# What you have to do
Check every line below for the word "文化雜誌" and copy each one that has it.

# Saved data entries

* BEGIN *

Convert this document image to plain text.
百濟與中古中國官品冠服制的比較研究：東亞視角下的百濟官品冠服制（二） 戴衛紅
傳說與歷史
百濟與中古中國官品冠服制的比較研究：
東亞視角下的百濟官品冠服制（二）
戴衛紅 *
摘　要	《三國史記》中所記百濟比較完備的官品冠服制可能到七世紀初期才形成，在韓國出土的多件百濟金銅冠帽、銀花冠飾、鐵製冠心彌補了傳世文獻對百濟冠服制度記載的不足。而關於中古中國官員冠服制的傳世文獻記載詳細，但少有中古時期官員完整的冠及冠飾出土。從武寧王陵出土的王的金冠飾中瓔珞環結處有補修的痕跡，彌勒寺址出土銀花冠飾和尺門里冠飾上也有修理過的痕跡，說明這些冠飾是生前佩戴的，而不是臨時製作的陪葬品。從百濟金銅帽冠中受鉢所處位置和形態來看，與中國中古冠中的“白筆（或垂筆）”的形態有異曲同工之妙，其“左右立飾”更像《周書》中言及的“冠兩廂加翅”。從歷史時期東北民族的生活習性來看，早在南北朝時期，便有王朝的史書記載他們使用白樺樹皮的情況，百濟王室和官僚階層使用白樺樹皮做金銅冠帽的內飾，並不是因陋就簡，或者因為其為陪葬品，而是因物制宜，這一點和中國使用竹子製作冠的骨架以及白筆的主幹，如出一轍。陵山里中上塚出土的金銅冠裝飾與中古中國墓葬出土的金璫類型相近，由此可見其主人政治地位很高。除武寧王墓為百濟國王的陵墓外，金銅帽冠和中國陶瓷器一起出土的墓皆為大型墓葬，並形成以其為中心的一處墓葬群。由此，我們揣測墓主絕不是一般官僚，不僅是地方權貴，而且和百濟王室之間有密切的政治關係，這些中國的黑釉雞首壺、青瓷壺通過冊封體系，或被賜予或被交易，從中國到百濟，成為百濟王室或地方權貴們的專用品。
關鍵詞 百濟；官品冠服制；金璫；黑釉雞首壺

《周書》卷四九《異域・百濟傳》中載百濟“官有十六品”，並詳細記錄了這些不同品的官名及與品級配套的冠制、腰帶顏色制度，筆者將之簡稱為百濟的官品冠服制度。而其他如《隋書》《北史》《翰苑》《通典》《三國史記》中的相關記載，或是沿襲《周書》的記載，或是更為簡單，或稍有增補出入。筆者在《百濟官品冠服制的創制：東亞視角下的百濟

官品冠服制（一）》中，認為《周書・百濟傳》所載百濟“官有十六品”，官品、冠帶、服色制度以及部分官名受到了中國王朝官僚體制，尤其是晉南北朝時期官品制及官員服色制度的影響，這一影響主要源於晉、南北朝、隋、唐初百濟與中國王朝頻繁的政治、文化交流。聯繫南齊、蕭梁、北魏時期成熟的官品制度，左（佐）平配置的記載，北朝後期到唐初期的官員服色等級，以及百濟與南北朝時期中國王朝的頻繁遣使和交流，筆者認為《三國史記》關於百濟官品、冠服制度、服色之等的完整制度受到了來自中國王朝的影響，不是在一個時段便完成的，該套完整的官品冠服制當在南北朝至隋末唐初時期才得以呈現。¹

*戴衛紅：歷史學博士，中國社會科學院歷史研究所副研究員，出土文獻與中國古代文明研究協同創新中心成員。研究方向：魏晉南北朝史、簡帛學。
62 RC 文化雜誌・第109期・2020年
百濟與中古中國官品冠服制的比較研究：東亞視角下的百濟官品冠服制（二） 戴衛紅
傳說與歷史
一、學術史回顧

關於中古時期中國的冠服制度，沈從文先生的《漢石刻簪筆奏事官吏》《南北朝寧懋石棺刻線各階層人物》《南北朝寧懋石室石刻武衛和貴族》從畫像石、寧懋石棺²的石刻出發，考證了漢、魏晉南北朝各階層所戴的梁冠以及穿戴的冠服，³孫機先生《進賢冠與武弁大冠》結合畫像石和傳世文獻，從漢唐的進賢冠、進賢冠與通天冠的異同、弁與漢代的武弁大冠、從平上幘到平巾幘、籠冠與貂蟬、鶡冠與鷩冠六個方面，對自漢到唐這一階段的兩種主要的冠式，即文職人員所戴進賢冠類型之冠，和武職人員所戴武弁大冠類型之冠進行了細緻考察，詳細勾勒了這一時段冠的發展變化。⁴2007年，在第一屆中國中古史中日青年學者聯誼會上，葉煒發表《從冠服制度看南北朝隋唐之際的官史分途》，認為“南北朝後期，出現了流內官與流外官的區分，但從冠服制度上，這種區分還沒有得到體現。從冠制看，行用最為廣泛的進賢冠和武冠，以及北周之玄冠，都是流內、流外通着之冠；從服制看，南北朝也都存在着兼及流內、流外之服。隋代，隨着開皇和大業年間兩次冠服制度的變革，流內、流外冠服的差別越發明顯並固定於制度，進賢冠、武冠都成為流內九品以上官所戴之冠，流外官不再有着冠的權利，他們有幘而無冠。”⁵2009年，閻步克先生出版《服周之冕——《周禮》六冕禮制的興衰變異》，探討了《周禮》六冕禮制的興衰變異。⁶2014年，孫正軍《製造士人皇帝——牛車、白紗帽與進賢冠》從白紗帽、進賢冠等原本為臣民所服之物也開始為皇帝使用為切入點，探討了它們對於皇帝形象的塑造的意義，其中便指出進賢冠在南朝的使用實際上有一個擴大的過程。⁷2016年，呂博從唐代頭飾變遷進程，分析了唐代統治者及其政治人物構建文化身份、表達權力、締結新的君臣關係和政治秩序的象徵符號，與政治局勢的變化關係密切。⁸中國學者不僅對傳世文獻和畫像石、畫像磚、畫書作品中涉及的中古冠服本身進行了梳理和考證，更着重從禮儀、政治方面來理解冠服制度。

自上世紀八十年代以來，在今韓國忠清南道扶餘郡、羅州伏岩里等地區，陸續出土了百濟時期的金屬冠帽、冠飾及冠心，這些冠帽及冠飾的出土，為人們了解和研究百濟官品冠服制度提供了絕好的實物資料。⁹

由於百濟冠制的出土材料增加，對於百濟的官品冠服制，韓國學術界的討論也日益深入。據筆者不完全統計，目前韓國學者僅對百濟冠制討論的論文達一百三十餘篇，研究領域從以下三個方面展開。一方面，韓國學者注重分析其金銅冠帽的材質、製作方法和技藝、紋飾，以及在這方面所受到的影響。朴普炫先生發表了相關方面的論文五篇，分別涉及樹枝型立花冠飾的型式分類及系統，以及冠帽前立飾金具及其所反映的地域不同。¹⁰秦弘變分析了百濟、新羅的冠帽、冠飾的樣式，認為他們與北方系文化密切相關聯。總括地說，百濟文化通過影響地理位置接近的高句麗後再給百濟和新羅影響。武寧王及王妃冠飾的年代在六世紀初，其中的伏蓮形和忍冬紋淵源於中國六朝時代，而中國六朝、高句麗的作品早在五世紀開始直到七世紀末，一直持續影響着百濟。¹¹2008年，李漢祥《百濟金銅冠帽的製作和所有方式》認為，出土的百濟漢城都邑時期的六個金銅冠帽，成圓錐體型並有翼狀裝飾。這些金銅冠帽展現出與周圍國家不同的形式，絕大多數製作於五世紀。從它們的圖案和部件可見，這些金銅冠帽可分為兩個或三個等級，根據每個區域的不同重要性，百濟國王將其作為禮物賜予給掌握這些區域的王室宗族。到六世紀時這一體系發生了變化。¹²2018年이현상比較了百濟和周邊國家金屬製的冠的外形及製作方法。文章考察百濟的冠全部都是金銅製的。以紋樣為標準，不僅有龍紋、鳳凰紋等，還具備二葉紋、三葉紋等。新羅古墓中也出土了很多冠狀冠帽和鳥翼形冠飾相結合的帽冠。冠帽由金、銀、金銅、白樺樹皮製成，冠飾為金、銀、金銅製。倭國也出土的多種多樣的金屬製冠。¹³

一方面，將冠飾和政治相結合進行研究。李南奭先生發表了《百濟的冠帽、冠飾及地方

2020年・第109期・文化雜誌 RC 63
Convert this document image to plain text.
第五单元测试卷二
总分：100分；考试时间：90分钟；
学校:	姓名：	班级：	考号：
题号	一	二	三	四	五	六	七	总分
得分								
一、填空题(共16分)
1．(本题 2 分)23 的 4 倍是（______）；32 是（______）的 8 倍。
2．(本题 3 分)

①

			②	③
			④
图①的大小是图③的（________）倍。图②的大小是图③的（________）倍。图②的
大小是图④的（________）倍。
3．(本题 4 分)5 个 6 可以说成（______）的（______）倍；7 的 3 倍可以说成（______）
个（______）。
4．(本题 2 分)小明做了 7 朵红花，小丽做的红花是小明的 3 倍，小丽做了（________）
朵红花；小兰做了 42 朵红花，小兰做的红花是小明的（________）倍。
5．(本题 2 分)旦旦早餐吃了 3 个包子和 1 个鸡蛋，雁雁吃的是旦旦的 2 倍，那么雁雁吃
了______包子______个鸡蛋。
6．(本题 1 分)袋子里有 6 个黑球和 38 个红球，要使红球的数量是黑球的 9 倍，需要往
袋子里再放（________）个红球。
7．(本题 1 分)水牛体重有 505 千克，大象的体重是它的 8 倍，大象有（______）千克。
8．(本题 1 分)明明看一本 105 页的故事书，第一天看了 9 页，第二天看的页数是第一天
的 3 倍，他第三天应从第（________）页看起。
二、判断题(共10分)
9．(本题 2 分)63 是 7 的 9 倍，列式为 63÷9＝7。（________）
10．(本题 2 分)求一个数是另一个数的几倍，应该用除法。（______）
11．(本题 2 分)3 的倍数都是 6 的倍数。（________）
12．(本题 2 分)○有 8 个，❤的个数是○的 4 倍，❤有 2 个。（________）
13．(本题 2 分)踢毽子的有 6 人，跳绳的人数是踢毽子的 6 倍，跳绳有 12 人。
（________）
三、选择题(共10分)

* END *

# Task answer
62 RC 文化雜誌・第109期・2020年
2020年・第109期・文化雜誌 RC 63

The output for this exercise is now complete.